▶ _Aim_
Check every line below for the word "services" and copy each one that has it.
##############################
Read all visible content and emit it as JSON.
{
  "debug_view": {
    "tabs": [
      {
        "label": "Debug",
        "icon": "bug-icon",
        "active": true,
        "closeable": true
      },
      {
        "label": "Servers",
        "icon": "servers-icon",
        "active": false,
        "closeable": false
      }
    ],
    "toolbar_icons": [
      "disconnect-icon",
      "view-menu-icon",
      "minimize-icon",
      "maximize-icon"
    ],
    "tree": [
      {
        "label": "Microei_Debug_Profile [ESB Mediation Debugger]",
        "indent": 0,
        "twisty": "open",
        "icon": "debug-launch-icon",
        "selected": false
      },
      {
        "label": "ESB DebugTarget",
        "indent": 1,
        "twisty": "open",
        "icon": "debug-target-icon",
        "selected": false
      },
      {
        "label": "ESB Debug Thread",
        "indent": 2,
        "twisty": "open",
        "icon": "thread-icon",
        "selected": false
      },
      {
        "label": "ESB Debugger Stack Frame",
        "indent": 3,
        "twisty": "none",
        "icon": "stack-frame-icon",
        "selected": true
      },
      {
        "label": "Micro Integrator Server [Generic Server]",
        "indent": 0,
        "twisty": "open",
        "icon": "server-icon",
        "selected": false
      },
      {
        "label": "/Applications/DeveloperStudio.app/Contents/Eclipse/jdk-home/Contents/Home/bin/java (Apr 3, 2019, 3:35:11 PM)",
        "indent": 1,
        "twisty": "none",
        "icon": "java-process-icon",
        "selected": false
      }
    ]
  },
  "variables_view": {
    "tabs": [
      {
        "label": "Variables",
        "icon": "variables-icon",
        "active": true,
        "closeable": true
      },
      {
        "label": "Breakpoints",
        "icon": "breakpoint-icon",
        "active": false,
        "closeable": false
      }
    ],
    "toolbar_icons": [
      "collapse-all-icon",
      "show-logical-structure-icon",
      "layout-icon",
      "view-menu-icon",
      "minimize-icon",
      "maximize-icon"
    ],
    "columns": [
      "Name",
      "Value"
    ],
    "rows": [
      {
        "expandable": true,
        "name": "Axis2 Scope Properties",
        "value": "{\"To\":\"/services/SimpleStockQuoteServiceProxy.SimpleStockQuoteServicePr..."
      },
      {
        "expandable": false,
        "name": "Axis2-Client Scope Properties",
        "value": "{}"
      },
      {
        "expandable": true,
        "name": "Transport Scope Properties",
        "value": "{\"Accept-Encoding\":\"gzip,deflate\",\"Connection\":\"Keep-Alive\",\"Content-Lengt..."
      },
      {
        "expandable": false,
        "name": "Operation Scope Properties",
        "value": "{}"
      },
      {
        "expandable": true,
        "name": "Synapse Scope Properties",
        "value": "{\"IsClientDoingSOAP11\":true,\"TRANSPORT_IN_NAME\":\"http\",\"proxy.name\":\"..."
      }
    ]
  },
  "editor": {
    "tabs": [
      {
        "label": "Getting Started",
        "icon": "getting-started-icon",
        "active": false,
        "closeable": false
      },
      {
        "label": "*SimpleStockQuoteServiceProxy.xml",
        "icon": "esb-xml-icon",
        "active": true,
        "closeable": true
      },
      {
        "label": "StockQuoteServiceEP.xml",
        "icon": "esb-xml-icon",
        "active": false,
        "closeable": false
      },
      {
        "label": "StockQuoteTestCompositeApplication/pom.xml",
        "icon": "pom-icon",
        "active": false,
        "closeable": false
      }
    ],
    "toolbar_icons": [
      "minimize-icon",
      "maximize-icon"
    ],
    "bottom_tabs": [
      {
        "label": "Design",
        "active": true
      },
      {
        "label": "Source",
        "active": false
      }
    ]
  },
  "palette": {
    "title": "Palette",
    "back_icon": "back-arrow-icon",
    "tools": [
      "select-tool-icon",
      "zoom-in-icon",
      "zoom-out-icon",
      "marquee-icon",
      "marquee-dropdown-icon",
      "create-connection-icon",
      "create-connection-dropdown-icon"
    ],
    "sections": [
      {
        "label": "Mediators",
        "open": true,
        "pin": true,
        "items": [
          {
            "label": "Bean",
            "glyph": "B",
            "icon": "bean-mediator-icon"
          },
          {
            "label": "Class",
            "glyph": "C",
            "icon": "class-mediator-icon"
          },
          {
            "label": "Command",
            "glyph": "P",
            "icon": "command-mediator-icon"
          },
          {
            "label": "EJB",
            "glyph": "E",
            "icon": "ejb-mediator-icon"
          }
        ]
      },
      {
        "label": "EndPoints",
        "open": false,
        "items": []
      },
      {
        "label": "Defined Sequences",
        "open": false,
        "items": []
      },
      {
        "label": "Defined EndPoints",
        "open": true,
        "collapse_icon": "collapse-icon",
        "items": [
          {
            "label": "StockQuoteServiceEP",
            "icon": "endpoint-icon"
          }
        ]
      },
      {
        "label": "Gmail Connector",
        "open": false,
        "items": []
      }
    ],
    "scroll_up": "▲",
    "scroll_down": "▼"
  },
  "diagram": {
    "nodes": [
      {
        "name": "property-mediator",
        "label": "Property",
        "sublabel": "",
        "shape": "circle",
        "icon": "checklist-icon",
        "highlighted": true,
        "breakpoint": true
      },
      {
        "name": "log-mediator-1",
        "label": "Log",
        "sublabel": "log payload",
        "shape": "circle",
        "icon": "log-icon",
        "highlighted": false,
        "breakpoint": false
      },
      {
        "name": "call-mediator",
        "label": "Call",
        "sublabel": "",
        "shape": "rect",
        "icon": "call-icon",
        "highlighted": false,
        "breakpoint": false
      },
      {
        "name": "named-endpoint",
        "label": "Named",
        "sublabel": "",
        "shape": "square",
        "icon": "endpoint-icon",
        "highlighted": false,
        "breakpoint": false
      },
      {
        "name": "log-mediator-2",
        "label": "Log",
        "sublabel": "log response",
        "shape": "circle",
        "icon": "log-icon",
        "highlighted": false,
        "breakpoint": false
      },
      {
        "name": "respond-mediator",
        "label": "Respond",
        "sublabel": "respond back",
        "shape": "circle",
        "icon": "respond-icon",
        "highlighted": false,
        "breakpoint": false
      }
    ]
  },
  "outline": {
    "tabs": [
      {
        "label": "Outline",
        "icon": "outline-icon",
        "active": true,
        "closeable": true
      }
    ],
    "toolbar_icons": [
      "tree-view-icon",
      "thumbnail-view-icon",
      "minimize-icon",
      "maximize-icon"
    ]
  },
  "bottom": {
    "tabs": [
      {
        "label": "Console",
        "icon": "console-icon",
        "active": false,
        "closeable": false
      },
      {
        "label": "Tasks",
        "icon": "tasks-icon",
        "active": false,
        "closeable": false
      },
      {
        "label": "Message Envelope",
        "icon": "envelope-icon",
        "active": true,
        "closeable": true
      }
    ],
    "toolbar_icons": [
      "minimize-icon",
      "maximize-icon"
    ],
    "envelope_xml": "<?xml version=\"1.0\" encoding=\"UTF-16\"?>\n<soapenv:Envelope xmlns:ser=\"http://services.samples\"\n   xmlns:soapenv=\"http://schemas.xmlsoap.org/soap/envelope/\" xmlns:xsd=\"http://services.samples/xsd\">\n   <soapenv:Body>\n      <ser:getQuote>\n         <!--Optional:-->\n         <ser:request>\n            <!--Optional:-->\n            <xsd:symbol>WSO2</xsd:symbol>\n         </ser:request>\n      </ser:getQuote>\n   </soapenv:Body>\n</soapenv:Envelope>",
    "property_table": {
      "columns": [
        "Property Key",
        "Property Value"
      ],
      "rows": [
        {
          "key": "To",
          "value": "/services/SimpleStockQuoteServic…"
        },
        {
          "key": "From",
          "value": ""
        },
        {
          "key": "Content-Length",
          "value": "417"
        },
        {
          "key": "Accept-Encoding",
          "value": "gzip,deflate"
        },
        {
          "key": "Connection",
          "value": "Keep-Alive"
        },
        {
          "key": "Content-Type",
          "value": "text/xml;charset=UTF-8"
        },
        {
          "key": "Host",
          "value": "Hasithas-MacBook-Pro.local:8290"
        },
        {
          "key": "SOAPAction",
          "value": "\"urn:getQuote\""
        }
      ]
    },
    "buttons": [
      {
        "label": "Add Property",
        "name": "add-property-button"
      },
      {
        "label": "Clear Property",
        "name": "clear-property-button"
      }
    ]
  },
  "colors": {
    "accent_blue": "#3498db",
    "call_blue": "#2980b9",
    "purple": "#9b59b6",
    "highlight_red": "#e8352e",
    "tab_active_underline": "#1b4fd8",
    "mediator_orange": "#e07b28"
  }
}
##############################
▶ _Written response_
        "value": "{\"To\":\"/services/SimpleStockQuoteServiceProxy.SimpleStockQuoteServicePr..."
    "envelope_xml": "<?xml version=\"1.0\" encoding=\"UTF-16\"?>\n<soapenv:Envelope xmlns:ser=\"http://services.samples\"\n   xmlns:soapenv=\"http://schemas.xmlsoap.org/soap/envelope/\" xmlns:xsd=\"http://services.samples/xsd\">\n   <soapenv:Body>\n      <ser:getQuote>\n         <!--Optional:-->\n         <ser:request>\n            <!--Optional:-->\n            <xsd:symbol>WSO2</xsd:symbol>\n         </ser:request>\n      </ser:getQuote>\n   </soapenv:Body>\n</soapenv:Envelope>",
          "value": "/services/SimpleStockQuoteServic…"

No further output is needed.